• TESTO FORNITO

THE HOLE IN 3D

Lo dico subito: io sono uno di quelli che quando vede un film horror si copre gli occhi appena la musica sale. E da quando ho scoperto che la musica, spesso, mette più paura delle immagini, mi tappo anche le orecchie.

Sono andato a vedere The Hole in 3d perché non me lo volevo perdere. La mia compagna abituale di visioni cinematografiche, lo avevo capito, non sarei riuscita a portarcela entro i termini prescritti dalla programmazione. Così ieri sera, sono passato davanti al cartellone per caso, ho guardato l'orologio, e sono entrato. Così, senza pensare.

Se avessi saputo che ero l'unico spettatore in sala, però, velo garantisco, non sarei entrato.

Non mi era mai capitato di essere così terrorizzato. Roba da passare metà del film girato dall'altra parte e con le orecchie tappate. E l'altra metà a guardarmi intorno, implorando di scorgere un volto umano o temendo di scorgerne uno demoniaco.

E invece no, ero completamente solo. E in 3d, per giunta.

Roba che all'inizio del secondo tempo ho tenuto aperta la porta della sala per almeno cinque minuti. Così, giusto per fare entrare un po' di luce.

C'è bisogno che aggiunga che alla fine, col cavolo che sono andato in bicicletta al mio paesino, nella mia solitaria dimora, e ho optato per casa dei miei? C'è proprio bisogno che lo dica?

D'altra parte, anche se la mia cuginetta dice che The Hole è una cagata pazzesca demodé e non mette paura affatto. Io, invece, rivendico la paura.

• DATI
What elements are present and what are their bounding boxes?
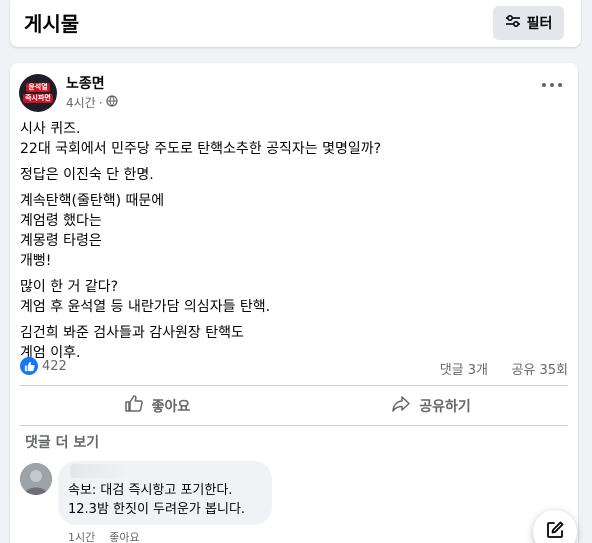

• COMPITI DA SVOLGERE
A: Copi dal testo sul film The Hole in 3D il passo che inizia con "Non mi era mai" e termina con "scorgerne uno demoniaco.".
B: Secondo il testo sul film The Hole in 3D, per quanto tempo è rimasta aperta la porta della sala all'inizio del secondo tempo?

• SOLUZIONI PER COMPITO
A:
Non mi era mai capitato di essere così terrorizzato. Roba da passare metà del film girato dall'altra parte e con le orecchie tappate. E l'altra metà a guardarmi intorno, implorando di scorgere un volto umano o temendo di scorgerne uno demoniaco.

B: Per almeno cinque minuti.